**Problem description:** Below, find each line holding "Probability" and state how many there are, using the number alone.

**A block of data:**
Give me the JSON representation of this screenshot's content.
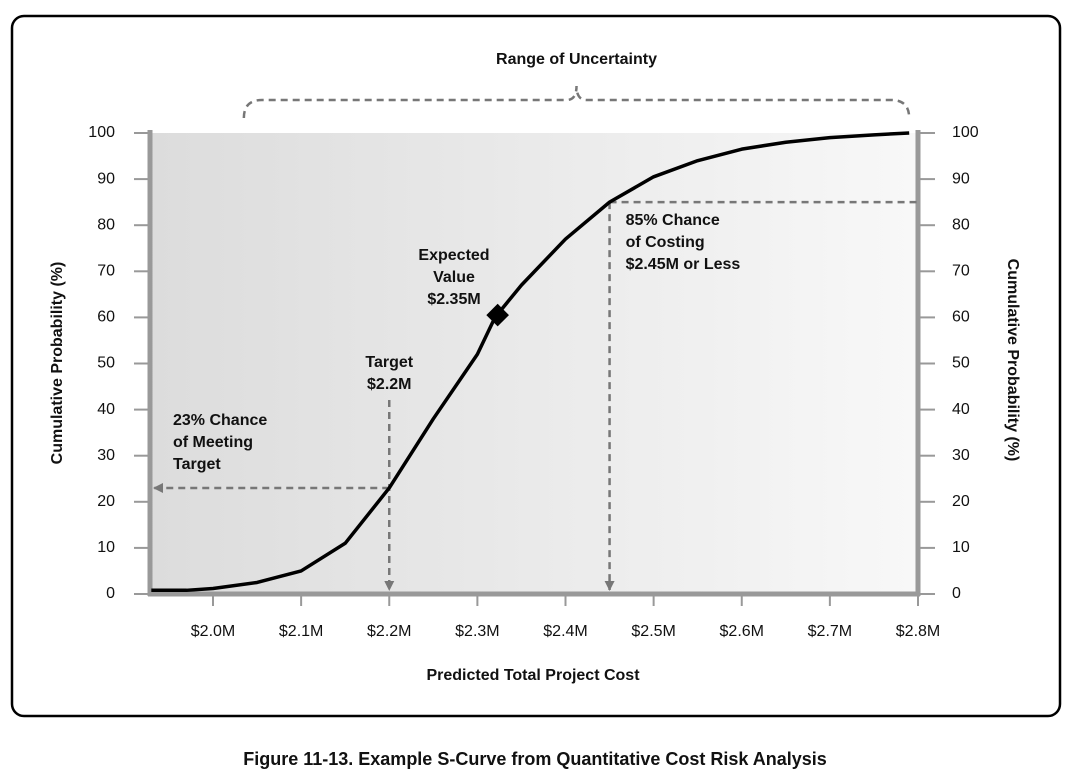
{
  "chart_data": {
    "type": "line",
    "xlabel": "Predicted Total Project Cost",
    "ylabel": "Cumulative Probability (%)",
    "y2label": "Cumulative Probability (%)",
    "caption": "Figure 11-13. Example S-Curve from Quantitative Cost Risk Analysis",
    "color": "#000000",
    "x": [
      1.93,
      1.97,
      2.0,
      2.05,
      2.1,
      2.15,
      2.2,
      2.25,
      2.3,
      2.32,
      2.35,
      2.4,
      2.45,
      2.5,
      2.55,
      2.6,
      2.65,
      2.7,
      2.75,
      2.79
    ],
    "values": [
      0.8,
      0.8,
      1.2,
      2.5,
      5,
      11,
      23,
      38,
      52,
      60,
      67,
      77,
      85,
      90.5,
      94,
      96.5,
      98,
      99,
      99.6,
      100
    ],
    "xlim": [
      1.9285,
      2.8
    ],
    "xticks": [
      {
        "value": 2.0,
        "label": "$2.0M"
      },
      {
        "value": 2.1,
        "label": "$2.1M"
      },
      {
        "value": 2.2,
        "label": "$2.2M"
      },
      {
        "value": 2.3,
        "label": "$2.3M"
      },
      {
        "value": 2.4,
        "label": "$2.4M"
      },
      {
        "value": 2.5,
        "label": "$2.5M"
      },
      {
        "value": 2.6,
        "label": "$2.6M"
      },
      {
        "value": 2.7,
        "label": "$2.7M"
      },
      {
        "value": 2.8,
        "label": "$2.8M"
      }
    ],
    "ylim": [
      0,
      100
    ],
    "yticks": [
      0,
      10,
      20,
      30,
      40,
      50,
      60,
      70,
      80,
      90,
      100
    ],
    "y2lim": [
      0,
      100
    ],
    "y2ticks": [
      0,
      10,
      20,
      30,
      40,
      50,
      60,
      70,
      80,
      90,
      100
    ],
    "range": {
      "text": "Range of Uncertainty",
      "x": [
        2.035,
        2.79
      ]
    },
    "expected": {
      "text": [
        "Expected",
        "Value",
        "$2.35M"
      ],
      "x": 2.323,
      "y": 60.5
    },
    "target": {
      "text": [
        "Target",
        "$2.2M"
      ],
      "chance_text": [
        "23% Chance",
        "of Meeting",
        "Target"
      ],
      "x": 2.2,
      "y": 23
    },
    "percentile": {
      "text": [
        "85% Chance",
        "of Costing",
        "$2.45M or Less"
      ],
      "x": 2.45,
      "y": 85
    }
  }
}
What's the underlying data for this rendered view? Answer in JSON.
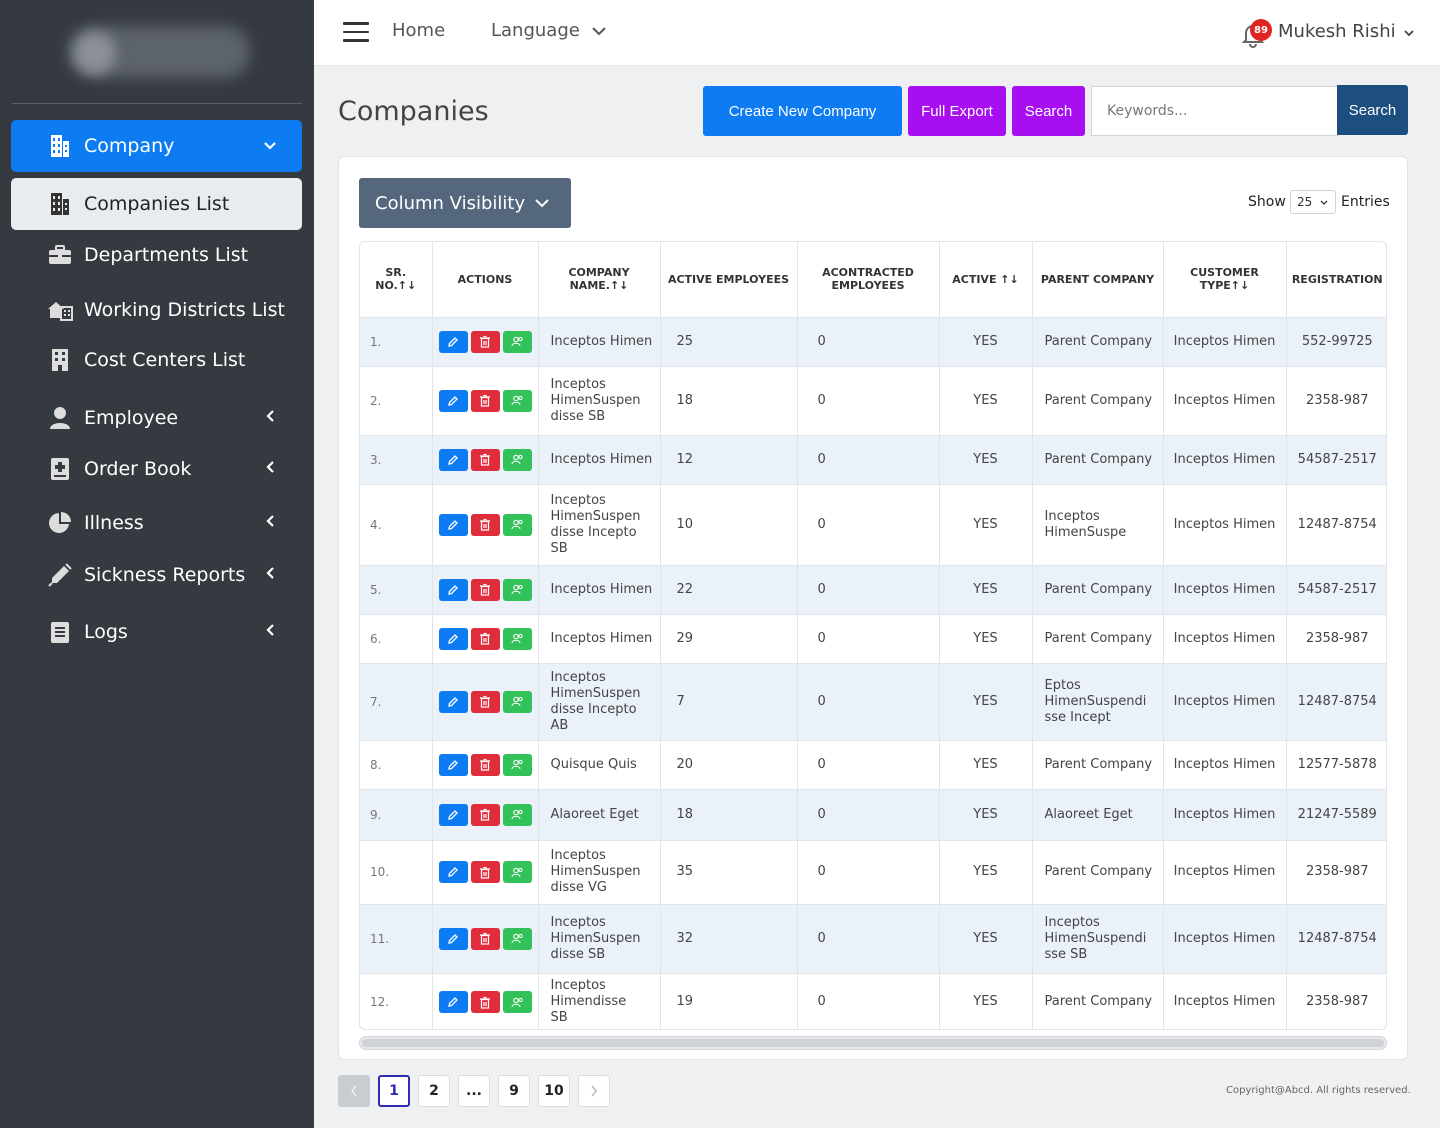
{
  "topbar": {
    "home": "Home",
    "language": "Language",
    "notification_count": "89",
    "user_name": "Mukesh Rishi"
  },
  "sidebar": {
    "items": [
      {
        "label": "Company",
        "icon": "building-icon",
        "chevron": "down"
      },
      {
        "label": "Companies List",
        "icon": "buildings-icon"
      },
      {
        "label": "Departments List",
        "icon": "briefcase-icon"
      },
      {
        "label": "Working Districts List",
        "icon": "house-buildings-icon"
      },
      {
        "label": "Cost Centers List",
        "icon": "office-building-icon"
      },
      {
        "label": "Employee",
        "icon": "user-icon",
        "chevron": "left"
      },
      {
        "label": "Order Book",
        "icon": "plus-book-icon",
        "chevron": "left"
      },
      {
        "label": "Illness",
        "icon": "pie-chart-icon",
        "chevron": "left"
      },
      {
        "label": "Sickness Reports",
        "icon": "syringe-icon",
        "chevron": "left"
      },
      {
        "label": "Logs",
        "icon": "notepad-icon",
        "chevron": "left"
      }
    ]
  },
  "page": {
    "title": "Companies",
    "create_btn": "Create New Company",
    "export_btn": "Full Export",
    "search_btn": "Search",
    "keywords_placeholder": "Keywords...",
    "search_submit": "Search",
    "column_visibility": "Column Visibility",
    "show_label": "Show",
    "entries_value": "25",
    "entries_label": "Entries"
  },
  "colors": {
    "primary": "#0d7cf2",
    "purple": "#a70ef0",
    "navy": "#1d4e80",
    "danger": "#e02d3c",
    "success": "#33c25a",
    "sidebar_bg": "#343a40"
  },
  "table": {
    "headers": [
      "SR. NO.↑↓",
      "ACTIONS",
      "COMPANY NAME.↑↓",
      "ACTIVE EMPLOYEES",
      "ACONTRACTED EMPLOYEES",
      "ACTIVE ↑↓",
      "PARENT COMPANY",
      "CUSTOMER TYPE↑↓",
      "REGISTRATION"
    ],
    "rows": [
      {
        "sr": "1.",
        "name": [
          "Inceptos Himen"
        ],
        "active_emp": "25",
        "contracted": "0",
        "active": "YES",
        "parent": [
          "Parent Company"
        ],
        "customer": "Inceptos Himen",
        "reg": "552-99725"
      },
      {
        "sr": "2.",
        "name": [
          "Inceptos",
          "HimenSuspen",
          "disse SB"
        ],
        "active_emp": "18",
        "contracted": "0",
        "active": "YES",
        "parent": [
          "Parent Company"
        ],
        "customer": "Inceptos Himen",
        "reg": "2358-987"
      },
      {
        "sr": "3.",
        "name": [
          "Inceptos Himen"
        ],
        "active_emp": "12",
        "contracted": "0",
        "active": "YES",
        "parent": [
          "Parent Company"
        ],
        "customer": "Inceptos Himen",
        "reg": "54587-2517"
      },
      {
        "sr": "4.",
        "name": [
          "Inceptos",
          "HimenSuspen",
          "disse Incepto",
          "SB"
        ],
        "active_emp": "10",
        "contracted": "0",
        "active": "YES",
        "parent": [
          "Inceptos",
          "HimenSuspe"
        ],
        "customer": "Inceptos Himen",
        "reg": "12487-8754"
      },
      {
        "sr": "5.",
        "name": [
          "Inceptos Himen"
        ],
        "active_emp": "22",
        "contracted": "0",
        "active": "YES",
        "parent": [
          "Parent Company"
        ],
        "customer": "Inceptos Himen",
        "reg": "54587-2517"
      },
      {
        "sr": "6.",
        "name": [
          "Inceptos Himen"
        ],
        "active_emp": "29",
        "contracted": "0",
        "active": "YES",
        "parent": [
          "Parent Company"
        ],
        "customer": "Inceptos Himen",
        "reg": "2358-987"
      },
      {
        "sr": "7.",
        "name": [
          "Inceptos",
          "HimenSuspen",
          "disse Incepto",
          "AB"
        ],
        "active_emp": "7",
        "contracted": "0",
        "active": "YES",
        "parent": [
          "Eptos",
          "HimenSuspendi",
          "sse Incept"
        ],
        "customer": "Inceptos Himen",
        "reg": "12487-8754"
      },
      {
        "sr": "8.",
        "name": [
          "Quisque Quis"
        ],
        "active_emp": "20",
        "contracted": "0",
        "active": "YES",
        "parent": [
          "Parent Company"
        ],
        "customer": "Inceptos Himen",
        "reg": "12577-5878"
      },
      {
        "sr": "9.",
        "name": [
          "Alaoreet Eget"
        ],
        "active_emp": "18",
        "contracted": "0",
        "active": "YES",
        "parent": [
          "Alaoreet Eget"
        ],
        "customer": "Inceptos Himen",
        "reg": "21247-5589"
      },
      {
        "sr": "10.",
        "name": [
          "Inceptos",
          "HimenSuspen",
          "disse VG"
        ],
        "active_emp": "35",
        "contracted": "0",
        "active": "YES",
        "parent": [
          "Parent Company"
        ],
        "customer": "Inceptos Himen",
        "reg": "2358-987"
      },
      {
        "sr": "11.",
        "name": [
          "Inceptos",
          "HimenSuspen",
          "disse SB"
        ],
        "active_emp": "32",
        "contracted": "0",
        "active": "YES",
        "parent": [
          "Inceptos",
          "HimenSuspendi",
          "sse SB"
        ],
        "customer": "Inceptos Himen",
        "reg": "12487-8754"
      },
      {
        "sr": "12.",
        "name": [
          "Inceptos",
          "Himendisse",
          "SB"
        ],
        "active_emp": "19",
        "contracted": "0",
        "active": "YES",
        "parent": [
          "Parent Company"
        ],
        "customer": "Inceptos Himen",
        "reg": "2358-987"
      }
    ]
  },
  "pagination": {
    "pages": [
      "1",
      "2",
      "...",
      "9",
      "10"
    ],
    "current": "1"
  },
  "footer": {
    "copyright": "Copyright@Abcd. All rights reserved."
  }
}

**Finished task:** 2